--- BEGIN Raw data ---
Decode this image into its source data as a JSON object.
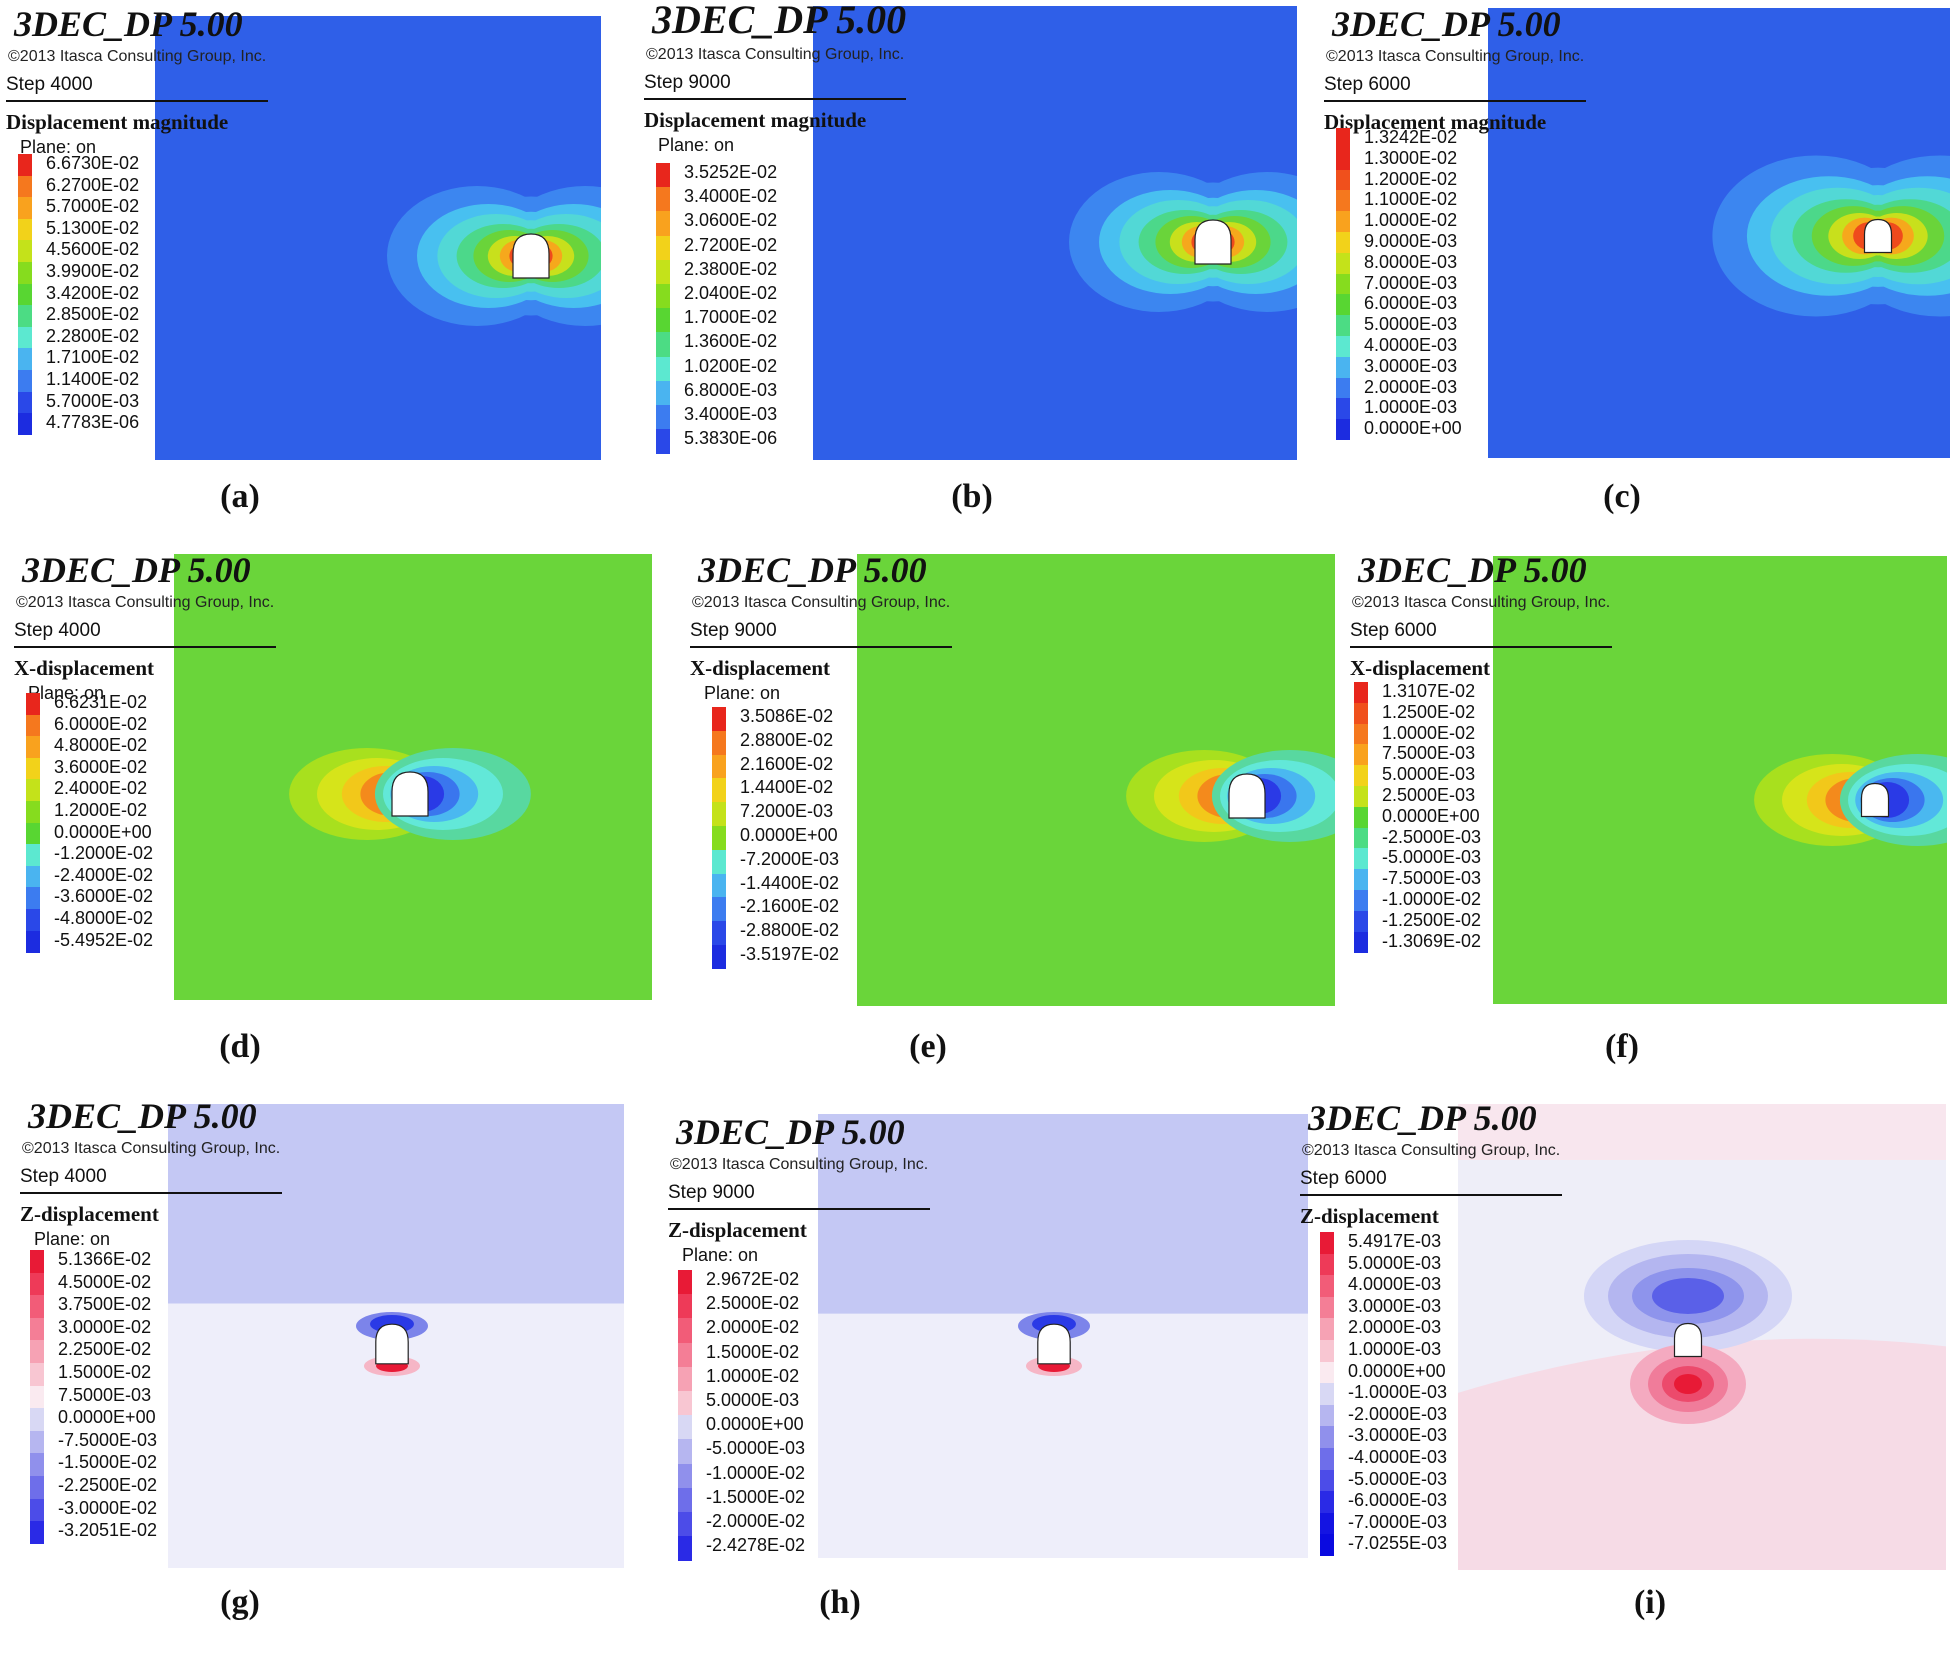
{
  "program": "3DEC_DP 5.00",
  "copyright": "©2013 Itasca Consulting Group, Inc.",
  "plane_label": "Plane: on",
  "panels": [
    {
      "caption": "(a)",
      "step": "Step 4000",
      "quantity": "Displacement magnitude",
      "legend": [
        "6.6730E-02",
        "6.2700E-02",
        "5.7000E-02",
        "5.1300E-02",
        "4.5600E-02",
        "3.9900E-02",
        "3.4200E-02",
        "2.8500E-02",
        "2.2800E-02",
        "1.7100E-02",
        "1.1400E-02",
        "5.7000E-03",
        "4.7783E-06"
      ]
    },
    {
      "caption": "(b)",
      "step": "Step 9000",
      "quantity": "Displacement magnitude",
      "legend": [
        "3.5252E-02",
        "3.4000E-02",
        "3.0600E-02",
        "2.7200E-02",
        "2.3800E-02",
        "2.0400E-02",
        "1.7000E-02",
        "1.3600E-02",
        "1.0200E-02",
        "6.8000E-03",
        "3.4000E-03",
        "5.3830E-06"
      ]
    },
    {
      "caption": "(c)",
      "step": "Step 6000",
      "quantity": "Displacement magnitude",
      "legend": [
        "1.3242E-02",
        "1.3000E-02",
        "1.2000E-02",
        "1.1000E-02",
        "1.0000E-02",
        "9.0000E-03",
        "8.0000E-03",
        "7.0000E-03",
        "6.0000E-03",
        "5.0000E-03",
        "4.0000E-03",
        "3.0000E-03",
        "2.0000E-03",
        "1.0000E-03",
        "0.0000E+00"
      ]
    },
    {
      "caption": "(d)",
      "step": "Step 4000",
      "quantity": "X-displacement",
      "legend": [
        "6.6231E-02",
        "6.0000E-02",
        "4.8000E-02",
        "3.6000E-02",
        "2.4000E-02",
        "1.2000E-02",
        "0.0000E+00",
        "-1.2000E-02",
        "-2.4000E-02",
        "-3.6000E-02",
        "-4.8000E-02",
        "-5.4952E-02"
      ]
    },
    {
      "caption": "(e)",
      "step": "Step 9000",
      "quantity": "X-displacement",
      "legend": [
        "3.5086E-02",
        "2.8800E-02",
        "2.1600E-02",
        "1.4400E-02",
        "7.2000E-03",
        "0.0000E+00",
        "-7.2000E-03",
        "-1.4400E-02",
        "-2.1600E-02",
        "-2.8800E-02",
        "-3.5197E-02"
      ]
    },
    {
      "caption": "(f)",
      "step": "Step 6000",
      "quantity": "X-displacement",
      "legend": [
        "1.3107E-02",
        "1.2500E-02",
        "1.0000E-02",
        "7.5000E-03",
        "5.0000E-03",
        "2.5000E-03",
        "0.0000E+00",
        "-2.5000E-03",
        "-5.0000E-03",
        "-7.5000E-03",
        "-1.0000E-02",
        "-1.2500E-02",
        "-1.3069E-02"
      ]
    },
    {
      "caption": "(g)",
      "step": "Step 4000",
      "quantity": "Z-displacement",
      "legend": [
        "5.1366E-02",
        "4.5000E-02",
        "3.7500E-02",
        "3.0000E-02",
        "2.2500E-02",
        "1.5000E-02",
        "7.5000E-03",
        "0.0000E+00",
        "-7.5000E-03",
        "-1.5000E-02",
        "-2.2500E-02",
        "-3.0000E-02",
        "-3.2051E-02"
      ]
    },
    {
      "caption": "(h)",
      "step": "Step 9000",
      "quantity": "Z-displacement",
      "legend": [
        "2.9672E-02",
        "2.5000E-02",
        "2.0000E-02",
        "1.5000E-02",
        "1.0000E-02",
        "5.0000E-03",
        "0.0000E+00",
        "-5.0000E-03",
        "-1.0000E-02",
        "-1.5000E-02",
        "-2.0000E-02",
        "-2.4278E-02"
      ]
    },
    {
      "caption": "(i)",
      "step": "Step 6000",
      "quantity": "Z-displacement",
      "legend": [
        "5.4917E-03",
        "5.0000E-03",
        "4.0000E-03",
        "3.0000E-03",
        "2.0000E-03",
        "1.0000E-03",
        "0.0000E+00",
        "-1.0000E-03",
        "-2.0000E-03",
        "-3.0000E-03",
        "-4.0000E-03",
        "-5.0000E-03",
        "-6.0000E-03",
        "-7.0000E-03",
        "-7.0255E-03"
      ]
    }
  ],
  "palettes": {
    "rainbow": [
      "#e8261c",
      "#f0501c",
      "#f5781e",
      "#f9a21e",
      "#f2d21a",
      "#c4e21a",
      "#86dc1e",
      "#58d632",
      "#4cdc84",
      "#5ce8d0",
      "#4ab4f0",
      "#3c7cf0",
      "#2a48e8",
      "#1c2ce0"
    ],
    "zdisp": [
      "#e81a36",
      "#ee3a58",
      "#f25c78",
      "#f47e96",
      "#f6a2b4",
      "#f8c6d2",
      "#faeaf0",
      "#d8d8f4",
      "#b6b6f0",
      "#9090ec",
      "#6e6eea",
      "#4c4ce8",
      "#2a2ae6",
      "#1414e2",
      "#0a0ae0"
    ],
    "magnitude_field": "#2f5fe8",
    "x_field": "#6ad53a",
    "z_upper": "#c4c8f4",
    "z_lower": "#eeeefa",
    "z_upper_i": "#f8e6ee",
    "z_mid_i": "#eeeef8",
    "z_lower_i": "#f6dbe6"
  }
}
--- END Raw data ---
_Instructions for the task_
Except for the pictures, give all the material above again verbatim.

_Task solution_
Decode this image into its source data as a JSON object.
{
  "program": "3DEC_DP 5.00",
  "copyright": "©2013 Itasca Consulting Group, Inc.",
  "plane_label": "Plane: on",
  "panels": [
    {
      "caption": "(a)",
      "step": "Step 4000",
      "quantity": "Displacement magnitude",
      "legend": [
        "6.6730E-02",
        "6.2700E-02",
        "5.7000E-02",
        "5.1300E-02",
        "4.5600E-02",
        "3.9900E-02",
        "3.4200E-02",
        "2.8500E-02",
        "2.2800E-02",
        "1.7100E-02",
        "1.1400E-02",
        "5.7000E-03",
        "4.7783E-06"
      ]
    },
    {
      "caption": "(b)",
      "step": "Step 9000",
      "quantity": "Displacement magnitude",
      "legend": [
        "3.5252E-02",
        "3.4000E-02",
        "3.0600E-02",
        "2.7200E-02",
        "2.3800E-02",
        "2.0400E-02",
        "1.7000E-02",
        "1.3600E-02",
        "1.0200E-02",
        "6.8000E-03",
        "3.4000E-03",
        "5.3830E-06"
      ]
    },
    {
      "caption": "(c)",
      "step": "Step 6000",
      "quantity": "Displacement magnitude",
      "legend": [
        "1.3242E-02",
        "1.3000E-02",
        "1.2000E-02",
        "1.1000E-02",
        "1.0000E-02",
        "9.0000E-03",
        "8.0000E-03",
        "7.0000E-03",
        "6.0000E-03",
        "5.0000E-03",
        "4.0000E-03",
        "3.0000E-03",
        "2.0000E-03",
        "1.0000E-03",
        "0.0000E+00"
      ]
    },
    {
      "caption": "(d)",
      "step": "Step 4000",
      "quantity": "X-displacement",
      "legend": [
        "6.6231E-02",
        "6.0000E-02",
        "4.8000E-02",
        "3.6000E-02",
        "2.4000E-02",
        "1.2000E-02",
        "0.0000E+00",
        "-1.2000E-02",
        "-2.4000E-02",
        "-3.6000E-02",
        "-4.8000E-02",
        "-5.4952E-02"
      ]
    },
    {
      "caption": "(e)",
      "step": "Step 9000",
      "quantity": "X-displacement",
      "legend": [
        "3.5086E-02",
        "2.8800E-02",
        "2.1600E-02",
        "1.4400E-02",
        "7.2000E-03",
        "0.0000E+00",
        "-7.2000E-03",
        "-1.4400E-02",
        "-2.1600E-02",
        "-2.8800E-02",
        "-3.5197E-02"
      ]
    },
    {
      "caption": "(f)",
      "step": "Step 6000",
      "quantity": "X-displacement",
      "legend": [
        "1.3107E-02",
        "1.2500E-02",
        "1.0000E-02",
        "7.5000E-03",
        "5.0000E-03",
        "2.5000E-03",
        "0.0000E+00",
        "-2.5000E-03",
        "-5.0000E-03",
        "-7.5000E-03",
        "-1.0000E-02",
        "-1.2500E-02",
        "-1.3069E-02"
      ]
    },
    {
      "caption": "(g)",
      "step": "Step 4000",
      "quantity": "Z-displacement",
      "legend": [
        "5.1366E-02",
        "4.5000E-02",
        "3.7500E-02",
        "3.0000E-02",
        "2.2500E-02",
        "1.5000E-02",
        "7.5000E-03",
        "0.0000E+00",
        "-7.5000E-03",
        "-1.5000E-02",
        "-2.2500E-02",
        "-3.0000E-02",
        "-3.2051E-02"
      ]
    },
    {
      "caption": "(h)",
      "step": "Step 9000",
      "quantity": "Z-displacement",
      "legend": [
        "2.9672E-02",
        "2.5000E-02",
        "2.0000E-02",
        "1.5000E-02",
        "1.0000E-02",
        "5.0000E-03",
        "0.0000E+00",
        "-5.0000E-03",
        "-1.0000E-02",
        "-1.5000E-02",
        "-2.0000E-02",
        "-2.4278E-02"
      ]
    },
    {
      "caption": "(i)",
      "step": "Step 6000",
      "quantity": "Z-displacement",
      "legend": [
        "5.4917E-03",
        "5.0000E-03",
        "4.0000E-03",
        "3.0000E-03",
        "2.0000E-03",
        "1.0000E-03",
        "0.0000E+00",
        "-1.0000E-03",
        "-2.0000E-03",
        "-3.0000E-03",
        "-4.0000E-03",
        "-5.0000E-03",
        "-6.0000E-03",
        "-7.0000E-03",
        "-7.0255E-03"
      ]
    }
  ],
  "palettes": {
    "rainbow": [
      "#e8261c",
      "#f0501c",
      "#f5781e",
      "#f9a21e",
      "#f2d21a",
      "#c4e21a",
      "#86dc1e",
      "#58d632",
      "#4cdc84",
      "#5ce8d0",
      "#4ab4f0",
      "#3c7cf0",
      "#2a48e8",
      "#1c2ce0"
    ],
    "zdisp": [
      "#e81a36",
      "#ee3a58",
      "#f25c78",
      "#f47e96",
      "#f6a2b4",
      "#f8c6d2",
      "#faeaf0",
      "#d8d8f4",
      "#b6b6f0",
      "#9090ec",
      "#6e6eea",
      "#4c4ce8",
      "#2a2ae6",
      "#1414e2",
      "#0a0ae0"
    ],
    "magnitude_field": "#2f5fe8",
    "x_field": "#6ad53a",
    "z_upper": "#c4c8f4",
    "z_lower": "#eeeefa",
    "z_upper_i": "#f8e6ee",
    "z_mid_i": "#eeeef8",
    "z_lower_i": "#f6dbe6"
  }
}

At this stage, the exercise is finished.